*DO THIS*
Look through the material below. Copy every line with the string "COOH" in it.

Recorded data
════════

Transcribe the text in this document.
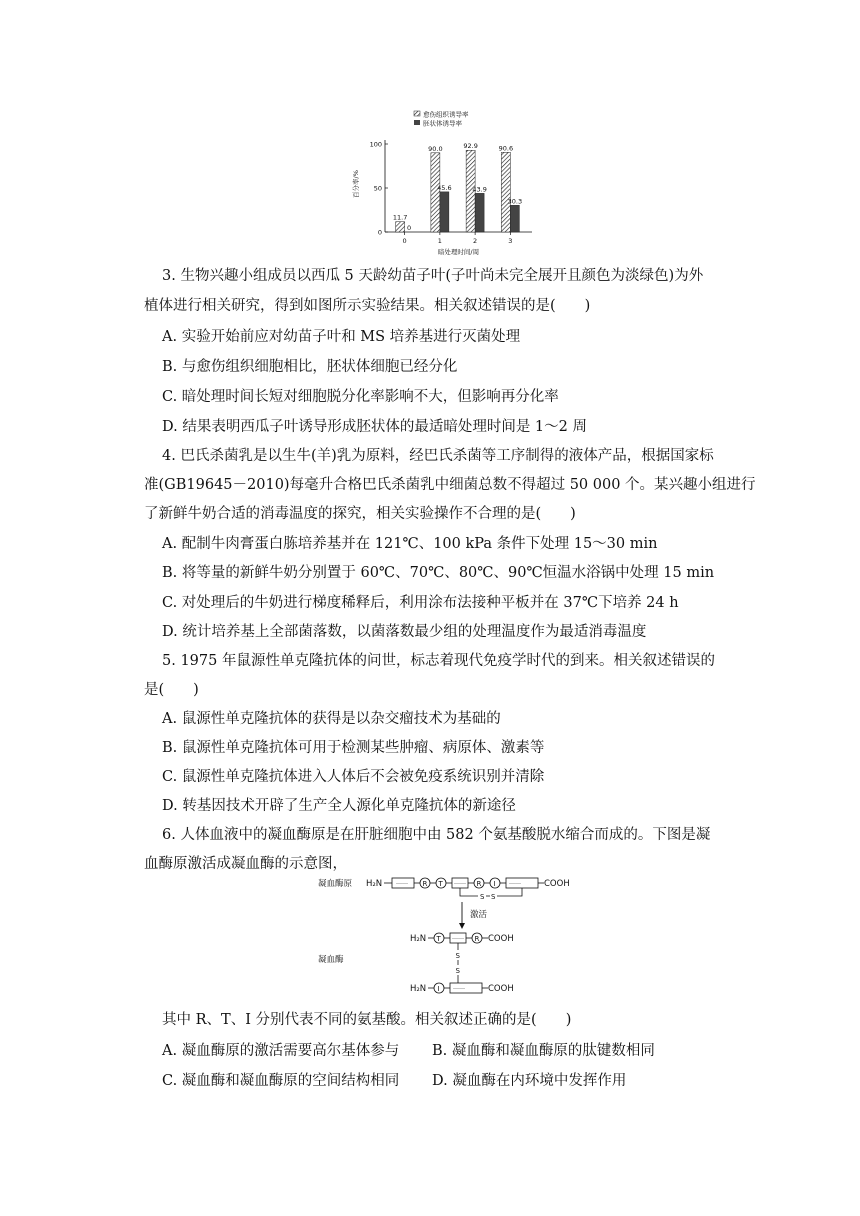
愈伤组织诱导率
胚状体诱导率
0
50
100
百分率/%
11.7
0
0
90.0
45.6
1
92.9
43.9
2
90.6
30.3
3
暗处理时间/周
3. 生物兴趣小组成员以西瓜 5 天龄幼苗子叶(子叶尚未完全展开且颜色为淡绿色)为外
植体进行相关研究，得到如图所示实验结果。相关叙述错误的是(　　)
A. 实验开始前应对幼苗子叶和 MS 培养基进行灭菌处理
B. 与愈伤组织细胞相比，胚状体细胞已经分化
C. 暗处理时间长短对细胞脱分化率影响不大，但影响再分化率
D. 结果表明西瓜子叶诱导形成胚状体的最适暗处理时间是 1～2 周
4. 巴氏杀菌乳是以生牛(羊)乳为原料，经巴氏杀菌等工序制得的液体产品，根据国家标
准(GB19645－2010)每毫升合格巴氏杀菌乳中细菌总数不得超过 50 000 个。某兴趣小组进行
了新鲜牛奶合适的消毒温度的探究，相关实验操作不合理的是(　　)
A. 配制牛肉膏蛋白胨培养基并在 121℃、100 kPa 条件下处理 15～30 min
B. 将等量的新鲜牛奶分别置于 60℃、70℃、80℃、90℃恒温水浴锅中处理 15 min
C. 对处理后的牛奶进行梯度稀释后，利用涂布法接种平板并在 37℃下培养 24 h
D. 统计培养基上全部菌落数，以菌落数最少组的处理温度作为最适消毒温度
5. 1975 年鼠源性单克隆抗体的问世，标志着现代免疫学时代的到来。相关叙述错误的
是(　　)
A. 鼠源性单克隆抗体的获得是以杂交瘤技术为基础的
B. 鼠源性单克隆抗体可用于检测某些肿瘤、病原体、激素等
C. 鼠源性单克隆抗体进入人体后不会被免疫系统识别并清除
D. 转基因技术开辟了生产全人源化单克隆抗体的新途径
6. 人体血液中的凝血酶原是在肝脏细胞中由 582 个氨基酸脱水缩合而成的。下图是凝
血酶原激活成凝血酶的示意图，
凝血酶原 H₂N …… R T …… R I ……	COOH
S S
激活
凝血酶
H₂N T …… R COOH
S
S
H₂N I ……	COOH
其中 R、T、I 分别代表不同的氨基酸。相关叙述正确的是(　　)
A. 凝血酶原的激活需要高尔基体参与 B. 凝血酶和凝血酶原的肽键数相同
C. 凝血酶和凝血酶原的空间结构相同 D. 凝血酶在内环境中发挥作用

════════

*ANSWER FOR THE TASK*
凝血酶原 H₂N …… R T …… R I ……	COOH
H₂N T …… R COOH
H₂N I ……	COOH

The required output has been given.